:: RECORDS SHOWN

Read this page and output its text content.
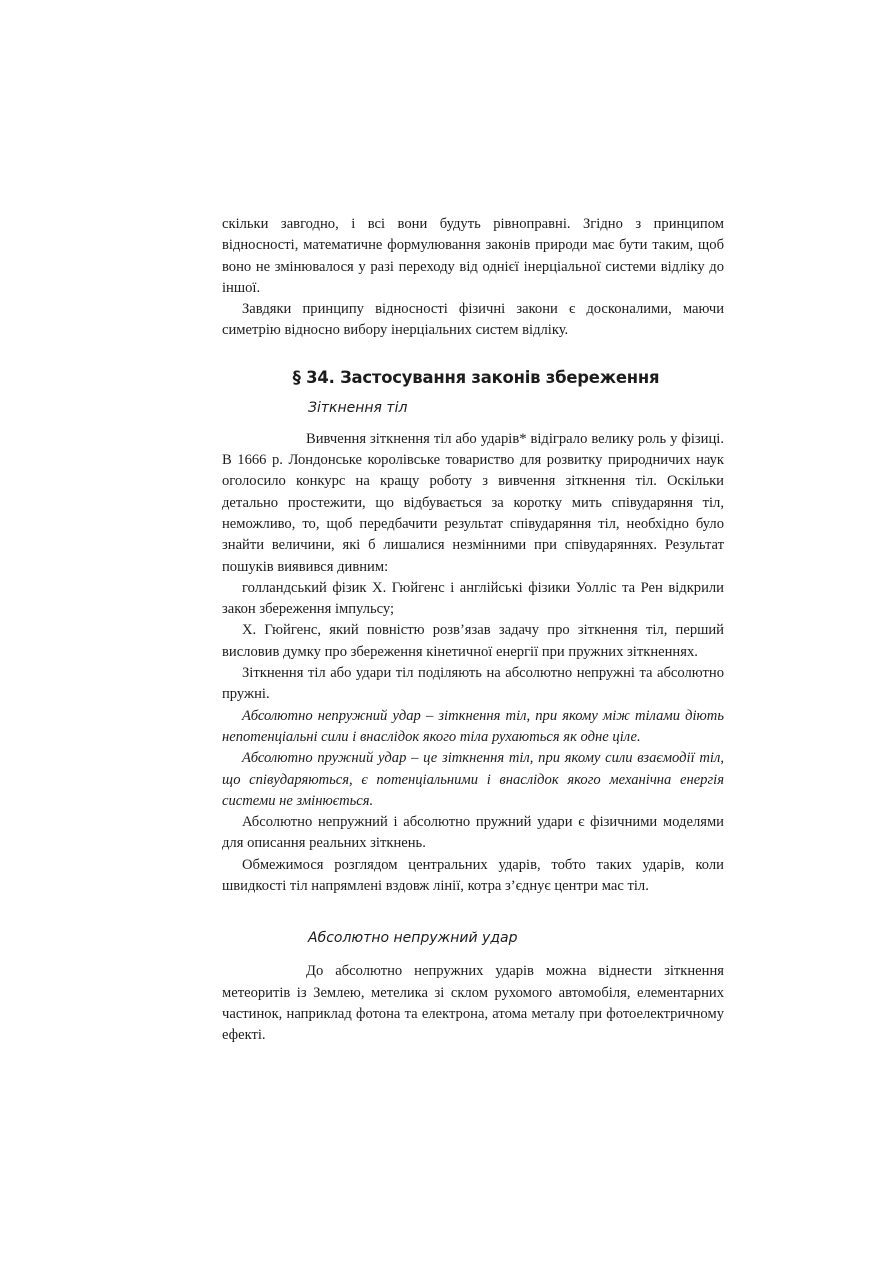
скільки завгодно, і всі вони будуть рівноправні. Згідно з принципом відносності, математичне формулювання законів природи має бути таким, щоб воно не змінювалося у разі переходу від однієї інерціальної системи відліку до іншої.

Завдяки принципу відносності фізичні закони є досконалими, маючи симетрію відносно вибору інерціальних систем відліку.

§ 34. Застосування законів збереження
Зіткнення тіл

Вивчення зіткнення тіл або ударів* відіграло велику роль у фізиці. В 1666 р. Лондонське королівське товариство для розвитку природничих наук оголосило конкурс на кращу роботу з вивчення зіткнення тіл. Оскільки детально простежити, що відбувається за коротку мить співударяння тіл, неможливо, то, щоб передбачити результат співударяння тіл, необхідно було знайти величини, які б лишалися незмінними при співударяннях. Результат пошуків виявився дивним:

голландський фізик X. Гюйгенс і англійські фізики Уолліс та Рен відкрили закон збереження імпульсу;

X. Гюйгенс, який повністю розв’язав задачу про зіткнення тіл, перший висловив думку про збереження кінетичної енергії при пружних зіткненнях.

Зіткнення тіл або удари тіл поділяють на абсолютно непружні та абсолютно пружні.

Абсолютно непружний удар – зіткнення тіл, при якому між тілами діють непотенціальні сили і внаслідок якого тіла рухаються як одне ціле.

Абсолютно пружний удар – це зіткнення тіл, при якому сили взаємодії тіл, що співударяються, є потенціальними і внаслідок якого механічна енергія системи не змінюється.

Абсолютно непружний і абсолютно пружний удари є фізичними моделями для описання реальних зіткнень.

Обмежимося розглядом центральних ударів, тобто таких ударів, коли швидкості тіл напрямлені вздовж лінії, котра з’єднує центри мас тіл.

Абсолютно непружний удар

До абсолютно непружних ударів можна віднести зіткнення метеоритів із Землею, метелика зі склом рухомого автомобіля, елементарних частинок, наприклад фотона та електрона, атома металу при фотоелектричному ефекті.
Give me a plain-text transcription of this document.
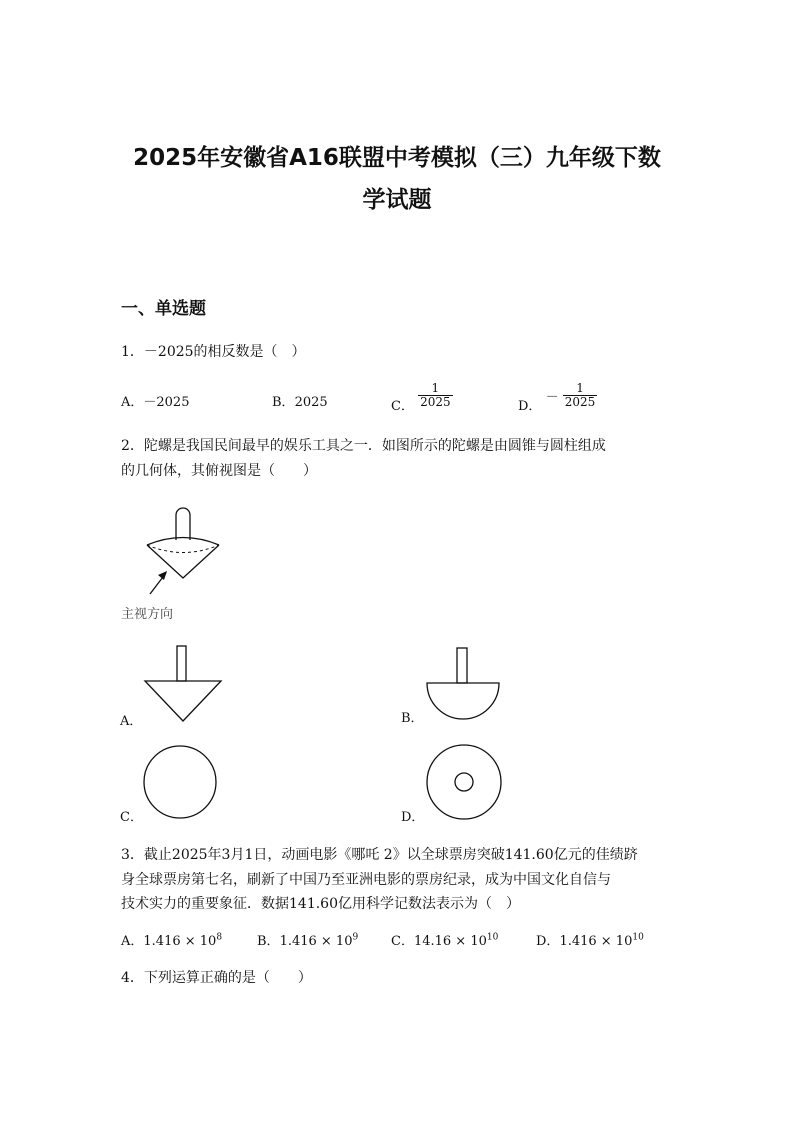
2025年安徽省A16联盟中考模拟（三）九年级下数
学试题
一、单选题
1．－2025的相反数是（　）
A．－2025	B．2025	C． $\frac{1}{2025}$	D． － $\frac{1}{2025}$
2．陀螺是我国民间最早的娱乐工具之一．如图所示的陀螺是由圆锥与圆柱组成
的几何体，其俯视图是（　　）
主视方向
A．	B．
C．	D．
3．截止2025年3月1日，动画电影《哪吒 2》以全球票房突破141.60亿元的佳绩跻
身全球票房第七名，刷新了中国乃至亚洲电影的票房纪录，成为中国文化自信与
技术实力的重要象征．数据141.60亿用科学记数法表示为（　）
A．$1.416 \times 10^8$	B．$1.416 \times 10^9$	C．$14.16 \times 10^{10}$	D．$1.416 \times 10^{10}$
4．下列运算正确的是（　　）
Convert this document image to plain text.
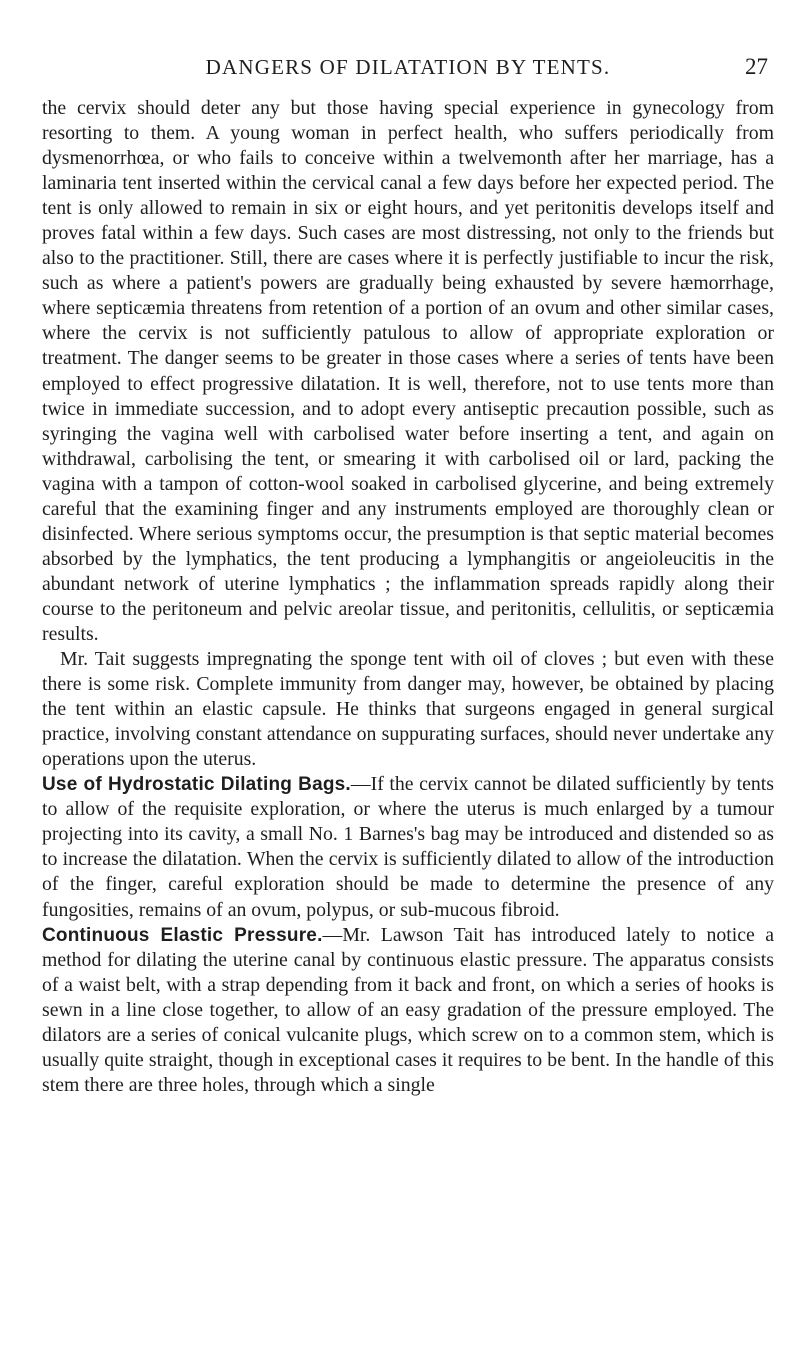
DANGERS OF DILATATION BY TENTS.	27

the cervix should deter any but those having special experience in gynecology from resorting to them. A young woman in perfect health, who suffers periodically from dysmenorrhœa, or who fails to conceive within a twelvemonth after her marriage, has a laminaria tent inserted within the cervical canal a few days before her expected period. The tent is only allowed to remain in six or eight hours, and yet peritonitis develops itself and proves fatal within a few days. Such cases are most distressing, not only to the friends but also to the practitioner. Still, there are cases where it is perfectly justifiable to incur the risk, such as where a patient's powers are gradually being exhausted by severe hæmorrhage, where septicæmia threatens from retention of a portion of an ovum and other similar cases, where the cervix is not sufficiently patulous to allow of appropriate exploration or treatment. The danger seems to be greater in those cases where a series of tents have been employed to effect progressive dilatation. It is well, therefore, not to use tents more than twice in immediate succession, and to adopt every antiseptic precaution possible, such as syringing the vagina well with carbolised water before inserting a tent, and again on withdrawal, carbolising the tent, or smearing it with carbolised oil or lard, packing the vagina with a tampon of cotton-wool soaked in carbolised glycerine, and being extremely careful that the examining finger and any instruments employed are thoroughly clean or disinfected. Where serious symptoms occur, the presumption is that septic material becomes absorbed by the lymphatics, the tent producing a lymphangitis or angeioleucitis in the abundant network of uterine lymphatics ; the inflammation spreads rapidly along their course to the peritoneum and pelvic areolar tissue, and peritonitis, cellulitis, or septicæmia results.

Mr. Tait suggests impregnating the sponge tent with oil of cloves ; but even with these there is some risk. Complete immunity from danger may, however, be obtained by placing the tent within an elastic capsule. He thinks that surgeons engaged in general surgical practice, involving constant attendance on suppurating surfaces, should never undertake any operations upon the uterus.

Use of Hydrostatic Dilating Bags.—If the cervix cannot be dilated sufficiently by tents to allow of the requisite exploration, or where the uterus is much enlarged by a tumour projecting into its cavity, a small No. 1 Barnes's bag may be introduced and distended so as to increase the dilatation. When the cervix is sufficiently dilated to allow of the introduction of the finger, careful exploration should be made to determine the presence of any fungosities, remains of an ovum, polypus, or sub-mucous fibroid.

Continuous Elastic Pressure.—Mr. Lawson Tait has introduced lately to notice a method for dilating the uterine canal by continuous elastic pressure. The apparatus consists of a waist belt, with a strap depending from it back and front, on which a series of hooks is sewn in a line close together, to allow of an easy gradation of the pressure employed. The dilators are a series of conical vulcanite plugs, which screw on to a common stem, which is usually quite straight, though in exceptional cases it requires to be bent. In the handle of this stem there are three holes, through which a single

::::

• [OBJECTIVE]: Copy each line of the data that contains the word "document".

• [THE COMPLETED TASK]:
Give me a plain-text transcription of this document.
Convert this document image to plain text.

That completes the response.